begin Given records
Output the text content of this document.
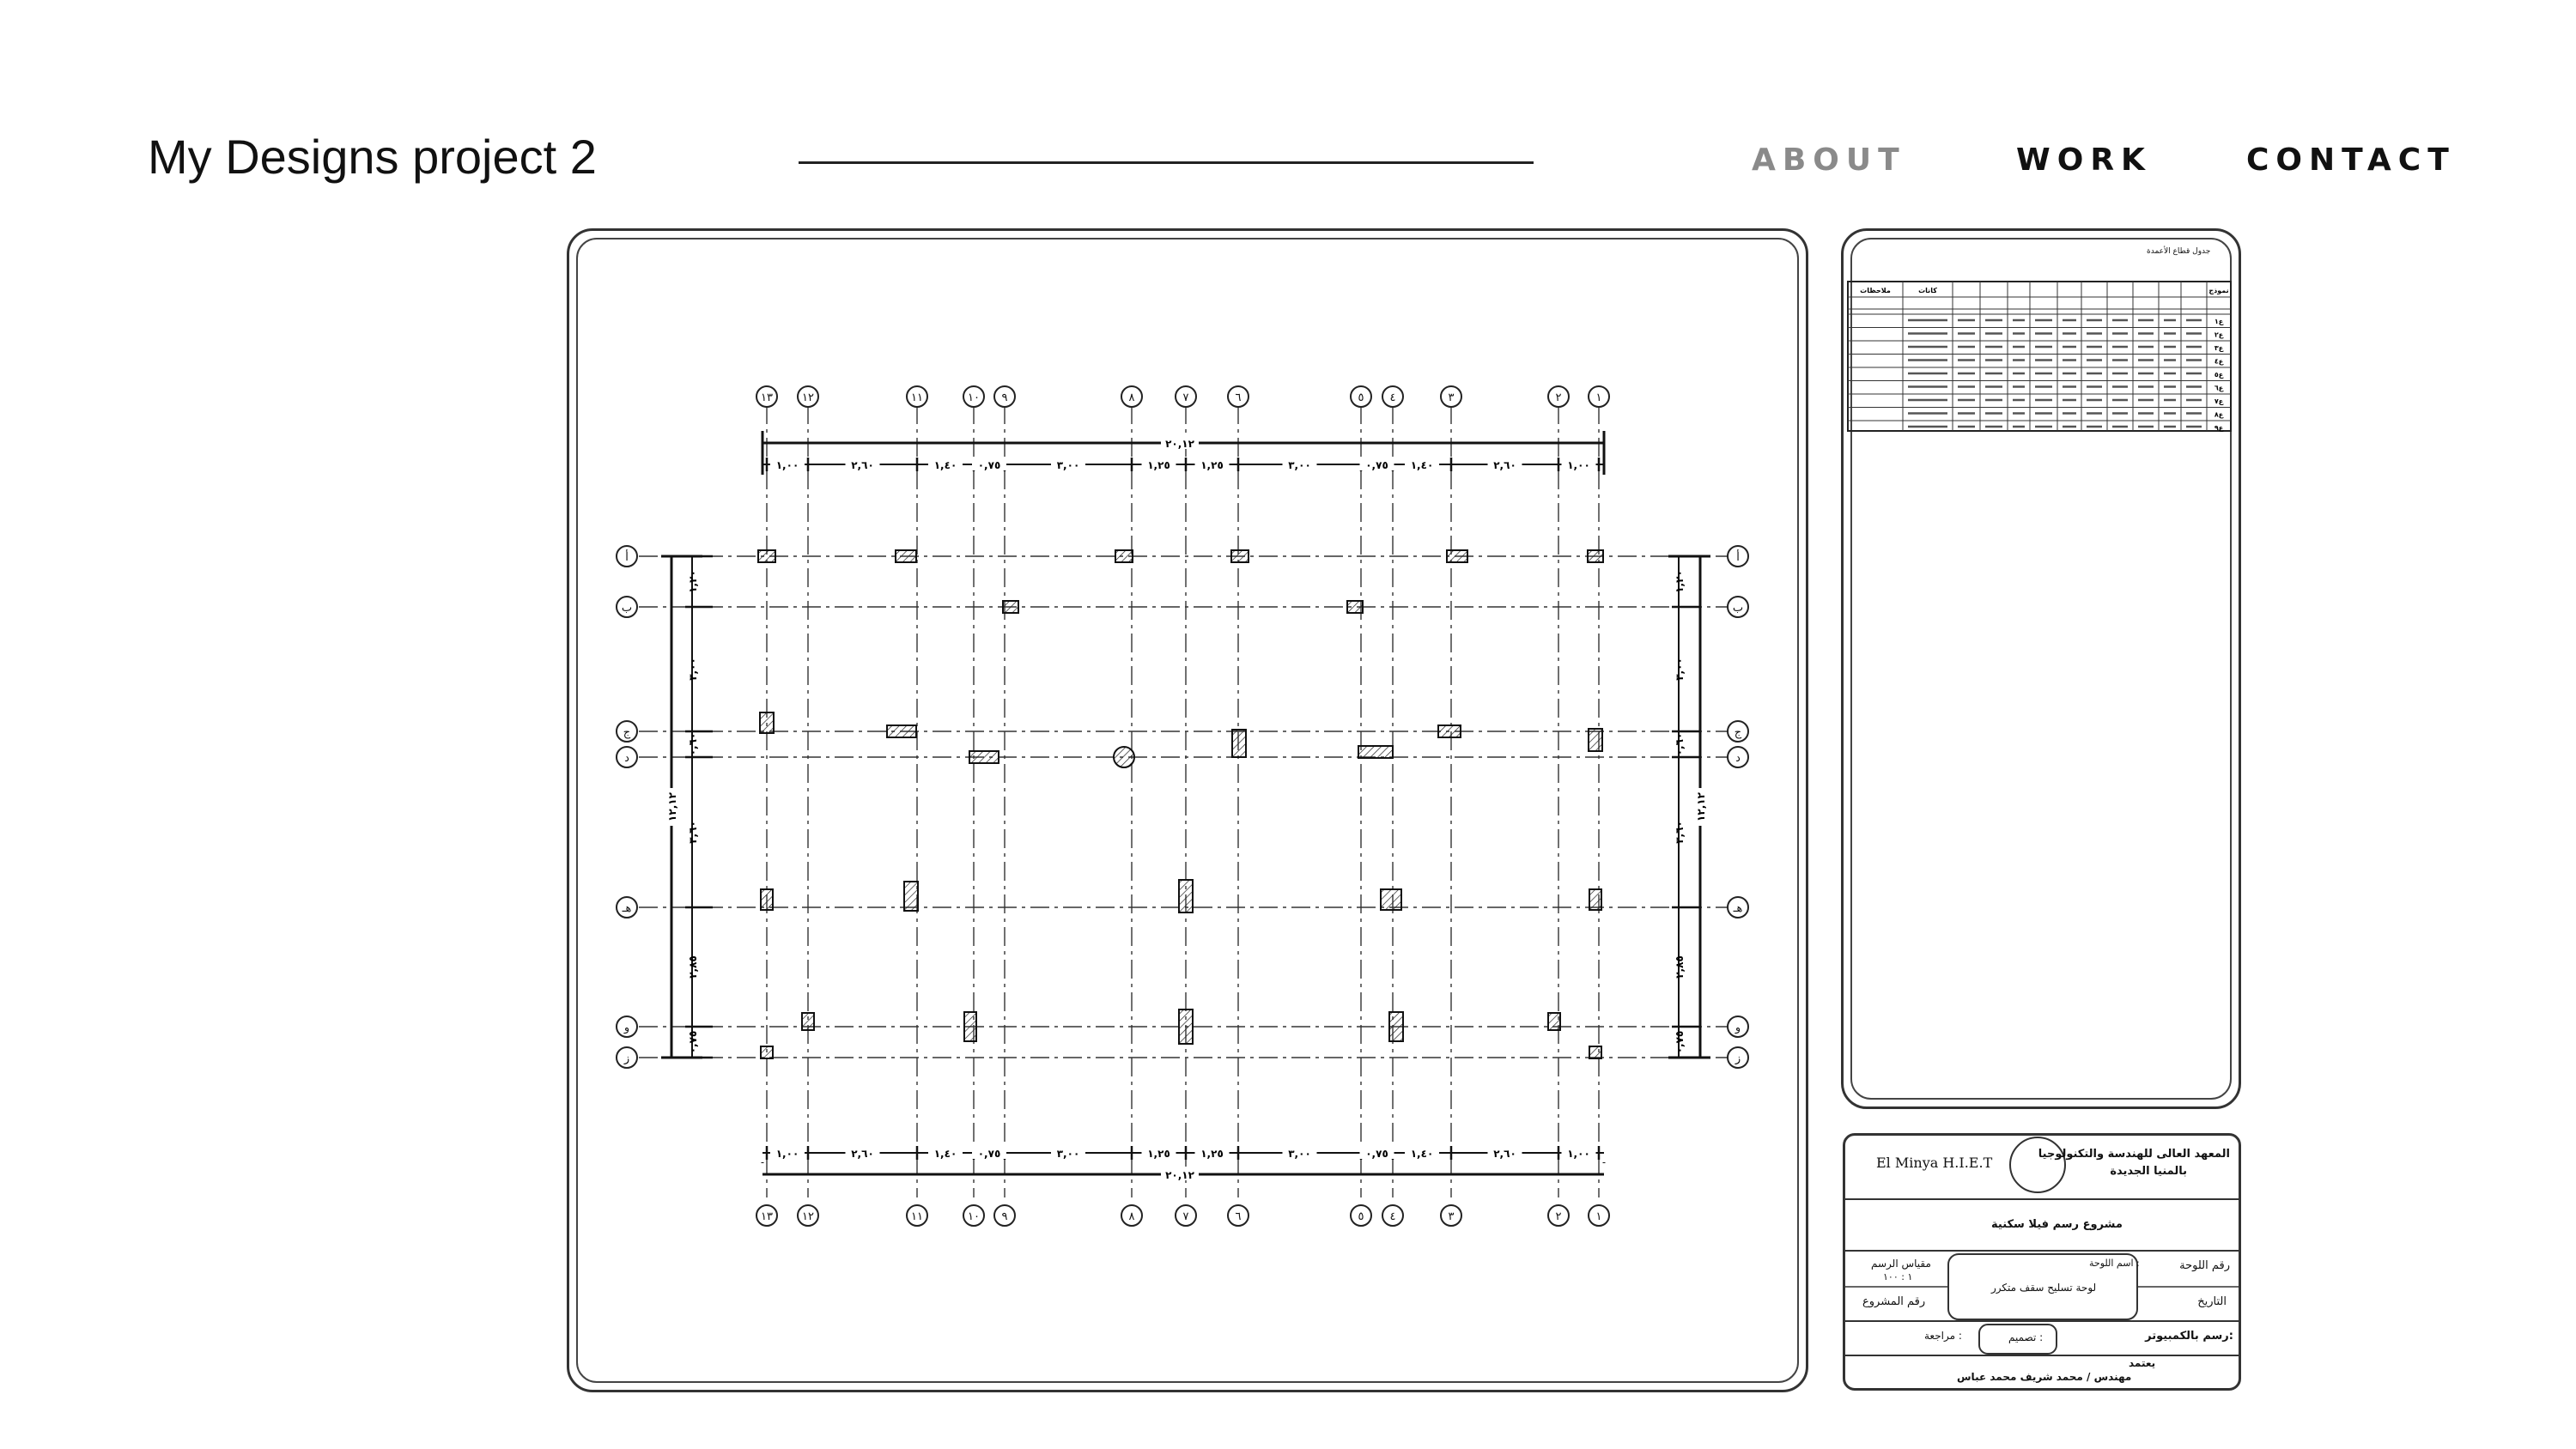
My Designs project 2	ABOUT	WORK	CONTACT
١٣
١٣
١٢
١٢
١١
١١
١٠
١٠
٩
٩
٨
٨
٧
٧
٦
٦
٥
٥
٤
٤
٣
٣
٢
٢
١
١
أ	أ
ب	ب
ج	ج
د	د
هـ	هـ
و	و
ز	ز
١,٠٠	٢,٦٠	١,٤٠ ٠,٧٥	٣,٠٠	١,٢٥	١,٢٥	٣,٠٠	٠,٧٥ ١,٤٠	٢,٦٠	١,٠٠
٢٠,١٢
١,٠٠	٢,٦٠	١,٤٠ ٠,٧٥	٣,٠٠	١,٢٥	١,٢٥	٣,٠٠	٠,٧٥ ١,٤٠	٢,٦٠	١,٠٠
٢٠,١٢
١,٢٠
٣,٠٠
٠,٦٠
٣,٦٠
٢,٨٥
٠,٧٥
١٢,١٢
١,٢٠
٣,٠٠
٠,٦٠
٣,٦٠
٢,٨٥
٠,٧٥
١٢,١٢
ملاحظات	كانات	نموذج
ع١
ع٢
ع٣
ع٤
ع٥
ع٦
ع٧
ع٨
ع٩
جدول قطاع الأعمدة
El Minya H.I.E.T
المعهد العالى للهندسة والتكنولوجيا
بالمنيا الجديدة
مشروع رسم فيلا سكنية
رقم اللوحة
اسم اللوحة :
لوحة تسليح سقف متكرر
مقياس الرسم
١ : ١٠٠
التاريخ
رقم المشروع
رسم بالكمبيوتر:
تصميم :
مراجعة :
يعتمد
مهندس / محمد شريف محمد عباس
end Given records
→ Set exercise
Repeat the material exactly as it reads, without any of its pictures.

→ Solution for this problem
Output the text content of this document.
My Designs project 2	ABOUT	WORK	CONTACT
١٣
١٣
١٢
١٢
١١
١١
١٠
١٠
٩
٩
٨
٨
٧
٧
٦
٦
٥
٥
٤
٤
٣
٣
٢
٢
١
١
أ	أ
ب	ب
ج	ج
د	د
هـ	هـ
و	و
ز	ز
١,٠٠	٢,٦٠	١,٤٠ ٠,٧٥	٣,٠٠	١,٢٥	١,٢٥	٣,٠٠	٠,٧٥ ١,٤٠	٢,٦٠	١,٠٠
٢٠,١٢
١,٠٠	٢,٦٠	١,٤٠ ٠,٧٥	٣,٠٠	١,٢٥	١,٢٥	٣,٠٠	٠,٧٥ ١,٤٠	٢,٦٠	١,٠٠
٢٠,١٢
١,٢٠
٣,٠٠
٠,٦٠
٣,٦٠
٢,٨٥
٠,٧٥
١٢,١٢
١,٢٠
٣,٠٠
٠,٦٠
٣,٦٠
٢,٨٥
٠,٧٥
١٢,١٢
ملاحظات	كانات	نموذج
ع١
ع٢
ع٣
ع٤
ع٥
ع٦
ع٧
ع٨
ع٩
جدول قطاع الأعمدة
El Minya H.I.E.T
المعهد العالى للهندسة والتكنولوجيا
بالمنيا الجديدة
مشروع رسم فيلا سكنية
رقم اللوحة
اسم اللوحة :
لوحة تسليح سقف متكرر
مقياس الرسم
١ : ١٠٠
التاريخ
رقم المشروع
رسم بالكمبيوتر:
تصميم :
مراجعة :
يعتمد
مهندس / محمد شريف محمد عباس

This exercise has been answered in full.